- Task objective -
Write out every record in full, exactly as written, please.

- Dataset -

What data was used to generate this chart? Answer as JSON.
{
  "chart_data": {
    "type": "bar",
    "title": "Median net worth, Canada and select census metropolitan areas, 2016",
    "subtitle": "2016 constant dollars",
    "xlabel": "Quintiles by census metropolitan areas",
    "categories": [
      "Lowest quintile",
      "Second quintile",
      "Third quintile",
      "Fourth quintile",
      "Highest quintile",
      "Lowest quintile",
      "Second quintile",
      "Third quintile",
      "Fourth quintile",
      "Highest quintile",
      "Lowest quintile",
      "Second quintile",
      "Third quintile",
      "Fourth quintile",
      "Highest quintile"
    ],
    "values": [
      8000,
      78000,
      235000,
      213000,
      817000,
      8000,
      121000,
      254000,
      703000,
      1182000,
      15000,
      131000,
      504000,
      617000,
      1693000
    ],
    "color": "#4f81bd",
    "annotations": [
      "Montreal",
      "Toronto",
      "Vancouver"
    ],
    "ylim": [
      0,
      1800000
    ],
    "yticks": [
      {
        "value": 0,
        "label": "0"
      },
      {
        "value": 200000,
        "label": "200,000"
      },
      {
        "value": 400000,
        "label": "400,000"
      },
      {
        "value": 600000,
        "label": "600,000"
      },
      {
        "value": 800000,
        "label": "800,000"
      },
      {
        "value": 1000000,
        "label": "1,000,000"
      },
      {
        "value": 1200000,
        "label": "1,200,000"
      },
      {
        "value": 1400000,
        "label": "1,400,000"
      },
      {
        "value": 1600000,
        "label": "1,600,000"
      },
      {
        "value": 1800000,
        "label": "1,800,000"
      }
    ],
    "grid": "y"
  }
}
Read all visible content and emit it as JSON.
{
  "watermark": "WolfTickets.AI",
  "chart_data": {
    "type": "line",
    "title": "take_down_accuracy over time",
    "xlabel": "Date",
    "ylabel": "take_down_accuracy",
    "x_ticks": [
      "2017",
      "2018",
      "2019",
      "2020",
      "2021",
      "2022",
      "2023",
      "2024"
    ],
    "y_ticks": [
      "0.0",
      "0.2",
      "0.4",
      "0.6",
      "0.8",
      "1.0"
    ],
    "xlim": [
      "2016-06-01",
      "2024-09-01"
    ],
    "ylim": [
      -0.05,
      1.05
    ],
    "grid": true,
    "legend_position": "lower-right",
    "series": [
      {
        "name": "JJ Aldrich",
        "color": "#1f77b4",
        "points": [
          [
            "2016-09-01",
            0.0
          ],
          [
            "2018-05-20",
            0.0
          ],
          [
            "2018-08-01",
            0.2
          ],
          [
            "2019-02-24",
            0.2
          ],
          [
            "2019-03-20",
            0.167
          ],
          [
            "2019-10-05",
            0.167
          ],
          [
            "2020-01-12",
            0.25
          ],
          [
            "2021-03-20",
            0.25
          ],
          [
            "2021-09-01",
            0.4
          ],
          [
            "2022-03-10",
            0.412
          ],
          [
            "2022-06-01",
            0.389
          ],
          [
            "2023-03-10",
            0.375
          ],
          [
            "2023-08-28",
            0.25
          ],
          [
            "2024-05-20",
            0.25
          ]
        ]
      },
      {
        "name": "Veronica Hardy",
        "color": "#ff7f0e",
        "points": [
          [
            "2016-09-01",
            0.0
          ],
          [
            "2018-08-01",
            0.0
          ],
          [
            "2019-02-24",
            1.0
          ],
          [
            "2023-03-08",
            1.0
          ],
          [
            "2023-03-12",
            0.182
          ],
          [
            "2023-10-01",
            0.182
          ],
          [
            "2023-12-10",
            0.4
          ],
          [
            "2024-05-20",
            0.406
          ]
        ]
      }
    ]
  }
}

- Task result -
What data was used to generate this chart? Answer as JSON.
{
  "chart_data": {
    "type": "bar",
    "title": "Median net worth, Canada and select census metropolitan areas, 2016",
    "subtitle": "2016 constant dollars",
    "xlabel": "Quintiles by census metropolitan areas",
    "categories": [
      "Lowest quintile",
      "Second quintile",
      "Third quintile",
      "Fourth quintile",
      "Highest quintile",
      "Lowest quintile",
      "Second quintile",
      "Third quintile",
      "Fourth quintile",
      "Highest quintile",
      "Lowest quintile",
      "Second quintile",
      "Third quintile",
      "Fourth quintile",
      "Highest quintile"
    ],
    "values": [
      8000,
      78000,
      235000,
      213000,
      817000,
      8000,
      121000,
      254000,
      703000,
      1182000,
      15000,
      131000,
      504000,
      617000,
      1693000
    ],
    "color": "#4f81bd",
    "annotations": [
      "Montreal",
      "Toronto",
      "Vancouver"
    ],
    "ylim": [
      0,
      1800000
    ],
    "yticks": [
      {
        "value": 0,
        "label": "0"
      },
      {
        "value": 200000,
        "label": "200,000"
      },
      {
        "value": 400000,
        "label": "400,000"
      },
      {
        "value": 600000,
        "label": "600,000"
      },
      {
        "value": 800000,
        "label": "800,000"
      },
      {
        "value": 1000000,
        "label": "1,000,000"
      },
      {
        "value": 1200000,
        "label": "1,200,000"
      },
      {
        "value": 1400000,
        "label": "1,400,000"
      },
      {
        "value": 1600000,
        "label": "1,600,000"
      },
      {
        "value": 1800000,
        "label": "1,800,000"
      }
    ],
    "grid": "y"
  }
}
Read all visible content and emit it as JSON.
{
  "watermark": "WolfTickets.AI",
  "chart_data": {
    "type": "line",
    "title": "take_down_accuracy over time",
    "xlabel": "Date",
    "ylabel": "take_down_accuracy",
    "x_ticks": [
      "2017",
      "2018",
      "2019",
      "2020",
      "2021",
      "2022",
      "2023",
      "2024"
    ],
    "y_ticks": [
      "0.0",
      "0.2",
      "0.4",
      "0.6",
      "0.8",
      "1.0"
    ],
    "xlim": [
      "2016-06-01",
      "2024-09-01"
    ],
    "ylim": [
      -0.05,
      1.05
    ],
    "grid": true,
    "legend_position": "lower-right",
    "series": [
      {
        "name": "JJ Aldrich",
        "color": "#1f77b4",
        "points": [
          [
            "2016-09-01",
            0.0
          ],
          [
            "2018-05-20",
            0.0
          ],
          [
            "2018-08-01",
            0.2
          ],
          [
            "2019-02-24",
            0.2
          ],
          [
            "2019-03-20",
            0.167
          ],
          [
            "2019-10-05",
            0.167
          ],
          [
            "2020-01-12",
            0.25
          ],
          [
            "2021-03-20",
            0.25
          ],
          [
            "2021-09-01",
            0.4
          ],
          [
            "2022-03-10",
            0.412
          ],
          [
            "2022-06-01",
            0.389
          ],
          [
            "2023-03-10",
            0.375
          ],
          [
            "2023-08-28",
            0.25
          ],
          [
            "2024-05-20",
            0.25
          ]
        ]
      },
      {
        "name": "Veronica Hardy",
        "color": "#ff7f0e",
        "points": [
          [
            "2016-09-01",
            0.0
          ],
          [
            "2018-08-01",
            0.0
          ],
          [
            "2019-02-24",
            1.0
          ],
          [
            "2023-03-08",
            1.0
          ],
          [
            "2023-03-12",
            0.182
          ],
          [
            "2023-10-01",
            0.182
          ],
          [
            "2023-12-10",
            0.4
          ],
          [
            "2024-05-20",
            0.406
          ]
        ]
      }
    ]
  }
}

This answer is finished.